── Excerpted records ──

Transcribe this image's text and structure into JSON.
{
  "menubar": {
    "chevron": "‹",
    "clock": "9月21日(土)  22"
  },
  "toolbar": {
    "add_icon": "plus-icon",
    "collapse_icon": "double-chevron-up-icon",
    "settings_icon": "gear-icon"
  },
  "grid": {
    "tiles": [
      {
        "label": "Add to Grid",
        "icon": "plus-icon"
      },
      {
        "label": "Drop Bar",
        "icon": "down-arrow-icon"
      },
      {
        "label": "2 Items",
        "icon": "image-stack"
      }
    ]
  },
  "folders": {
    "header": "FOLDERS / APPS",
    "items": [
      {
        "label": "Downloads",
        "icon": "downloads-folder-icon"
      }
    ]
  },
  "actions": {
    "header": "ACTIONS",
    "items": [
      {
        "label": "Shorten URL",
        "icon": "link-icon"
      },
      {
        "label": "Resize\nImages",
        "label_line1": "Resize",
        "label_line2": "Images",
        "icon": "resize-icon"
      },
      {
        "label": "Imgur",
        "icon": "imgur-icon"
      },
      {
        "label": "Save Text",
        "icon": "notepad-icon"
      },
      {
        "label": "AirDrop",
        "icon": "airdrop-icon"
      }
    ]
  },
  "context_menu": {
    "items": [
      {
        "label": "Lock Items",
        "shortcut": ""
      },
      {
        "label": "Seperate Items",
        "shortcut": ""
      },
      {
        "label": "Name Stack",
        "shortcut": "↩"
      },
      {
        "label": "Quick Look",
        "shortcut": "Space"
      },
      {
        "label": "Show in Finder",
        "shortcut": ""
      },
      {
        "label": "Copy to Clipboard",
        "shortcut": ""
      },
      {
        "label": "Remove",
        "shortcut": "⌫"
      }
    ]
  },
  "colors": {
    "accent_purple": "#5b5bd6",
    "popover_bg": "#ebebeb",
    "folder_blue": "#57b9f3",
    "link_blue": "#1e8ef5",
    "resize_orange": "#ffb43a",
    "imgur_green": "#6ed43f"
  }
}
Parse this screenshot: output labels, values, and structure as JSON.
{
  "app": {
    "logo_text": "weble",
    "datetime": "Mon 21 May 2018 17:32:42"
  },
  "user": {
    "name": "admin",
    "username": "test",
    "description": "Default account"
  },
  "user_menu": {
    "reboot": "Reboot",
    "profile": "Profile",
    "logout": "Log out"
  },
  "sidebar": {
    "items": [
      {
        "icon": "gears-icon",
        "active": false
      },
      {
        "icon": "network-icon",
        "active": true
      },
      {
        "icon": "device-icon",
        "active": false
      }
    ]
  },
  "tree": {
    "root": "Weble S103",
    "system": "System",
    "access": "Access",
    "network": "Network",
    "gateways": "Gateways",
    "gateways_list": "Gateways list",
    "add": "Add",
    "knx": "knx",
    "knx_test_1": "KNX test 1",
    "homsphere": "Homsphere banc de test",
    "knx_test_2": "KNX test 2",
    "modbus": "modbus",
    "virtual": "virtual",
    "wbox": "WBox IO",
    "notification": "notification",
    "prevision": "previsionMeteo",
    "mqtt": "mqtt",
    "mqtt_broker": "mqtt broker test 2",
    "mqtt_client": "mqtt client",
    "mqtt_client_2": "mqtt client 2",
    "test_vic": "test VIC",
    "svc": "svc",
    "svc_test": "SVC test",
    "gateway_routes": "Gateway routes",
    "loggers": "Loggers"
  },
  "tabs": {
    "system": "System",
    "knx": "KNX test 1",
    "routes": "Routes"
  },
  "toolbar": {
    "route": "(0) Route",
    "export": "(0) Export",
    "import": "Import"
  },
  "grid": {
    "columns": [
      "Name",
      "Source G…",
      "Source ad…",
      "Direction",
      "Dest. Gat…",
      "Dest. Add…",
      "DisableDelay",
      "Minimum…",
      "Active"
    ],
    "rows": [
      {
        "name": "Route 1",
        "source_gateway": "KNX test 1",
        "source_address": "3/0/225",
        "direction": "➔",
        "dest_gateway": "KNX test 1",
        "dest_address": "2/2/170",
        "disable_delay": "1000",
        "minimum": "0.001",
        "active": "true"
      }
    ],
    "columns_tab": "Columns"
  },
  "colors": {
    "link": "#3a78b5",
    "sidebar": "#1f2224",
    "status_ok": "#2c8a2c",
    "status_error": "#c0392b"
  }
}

───

Using the data above, reproduce every line exactly.

◆ **Full response**:
Transcribe this image's text and structure into JSON.
{
  "menubar": {
    "chevron": "‹",
    "clock": "9月21日(土)  22"
  },
  "toolbar": {
    "add_icon": "plus-icon",
    "collapse_icon": "double-chevron-up-icon",
    "settings_icon": "gear-icon"
  },
  "grid": {
    "tiles": [
      {
        "label": "Add to Grid",
        "icon": "plus-icon"
      },
      {
        "label": "Drop Bar",
        "icon": "down-arrow-icon"
      },
      {
        "label": "2 Items",
        "icon": "image-stack"
      }
    ]
  },
  "folders": {
    "header": "FOLDERS / APPS",
    "items": [
      {
        "label": "Downloads",
        "icon": "downloads-folder-icon"
      }
    ]
  },
  "actions": {
    "header": "ACTIONS",
    "items": [
      {
        "label": "Shorten URL",
        "icon": "link-icon"
      },
      {
        "label": "Resize\nImages",
        "label_line1": "Resize",
        "label_line2": "Images",
        "icon": "resize-icon"
      },
      {
        "label": "Imgur",
        "icon": "imgur-icon"
      },
      {
        "label": "Save Text",
        "icon": "notepad-icon"
      },
      {
        "label": "AirDrop",
        "icon": "airdrop-icon"
      }
    ]
  },
  "context_menu": {
    "items": [
      {
        "label": "Lock Items",
        "shortcut": ""
      },
      {
        "label": "Seperate Items",
        "shortcut": ""
      },
      {
        "label": "Name Stack",
        "shortcut": "↩"
      },
      {
        "label": "Quick Look",
        "shortcut": "Space"
      },
      {
        "label": "Show in Finder",
        "shortcut": ""
      },
      {
        "label": "Copy to Clipboard",
        "shortcut": ""
      },
      {
        "label": "Remove",
        "shortcut": "⌫"
      }
    ]
  },
  "colors": {
    "accent_purple": "#5b5bd6",
    "popover_bg": "#ebebeb",
    "folder_blue": "#57b9f3",
    "link_blue": "#1e8ef5",
    "resize_orange": "#ffb43a",
    "imgur_green": "#6ed43f"
  }
}
Parse this screenshot: output labels, values, and structure as JSON.
{
  "app": {
    "logo_text": "weble",
    "datetime": "Mon 21 May 2018 17:32:42"
  },
  "user": {
    "name": "admin",
    "username": "test",
    "description": "Default account"
  },
  "user_menu": {
    "reboot": "Reboot",
    "profile": "Profile",
    "logout": "Log out"
  },
  "sidebar": {
    "items": [
      {
        "icon": "gears-icon",
        "active": false
      },
      {
        "icon": "network-icon",
        "active": true
      },
      {
        "icon": "device-icon",
        "active": false
      }
    ]
  },
  "tree": {
    "root": "Weble S103",
    "system": "System",
    "access": "Access",
    "network": "Network",
    "gateways": "Gateways",
    "gateways_list": "Gateways list",
    "add": "Add",
    "knx": "knx",
    "knx_test_1": "KNX test 1",
    "homsphere": "Homsphere banc de test",
    "knx_test_2": "KNX test 2",
    "modbus": "modbus",
    "virtual": "virtual",
    "wbox": "WBox IO",
    "notification": "notification",
    "prevision": "previsionMeteo",
    "mqtt": "mqtt",
    "mqtt_broker": "mqtt broker test 2",
    "mqtt_client": "mqtt client",
    "mqtt_client_2": "mqtt client 2",
    "test_vic": "test VIC",
    "svc": "svc",
    "svc_test": "SVC test",
    "gateway_routes": "Gateway routes",
    "loggers": "Loggers"
  },
  "tabs": {
    "system": "System",
    "knx": "KNX test 1",
    "routes": "Routes"
  },
  "toolbar": {
    "route": "(0) Route",
    "export": "(0) Export",
    "import": "Import"
  },
  "grid": {
    "columns": [
      "Name",
      "Source G…",
      "Source ad…",
      "Direction",
      "Dest. Gat…",
      "Dest. Add…",
      "DisableDelay",
      "Minimum…",
      "Active"
    ],
    "rows": [
      {
        "name": "Route 1",
        "source_gateway": "KNX test 1",
        "source_address": "3/0/225",
        "direction": "➔",
        "dest_gateway": "KNX test 1",
        "dest_address": "2/2/170",
        "disable_delay": "1000",
        "minimum": "0.001",
        "active": "true"
      }
    ],
    "columns_tab": "Columns"
  },
  "colors": {
    "link": "#3a78b5",
    "sidebar": "#1f2224",
    "status_ok": "#2c8a2c",
    "status_error": "#c0392b"
  }
}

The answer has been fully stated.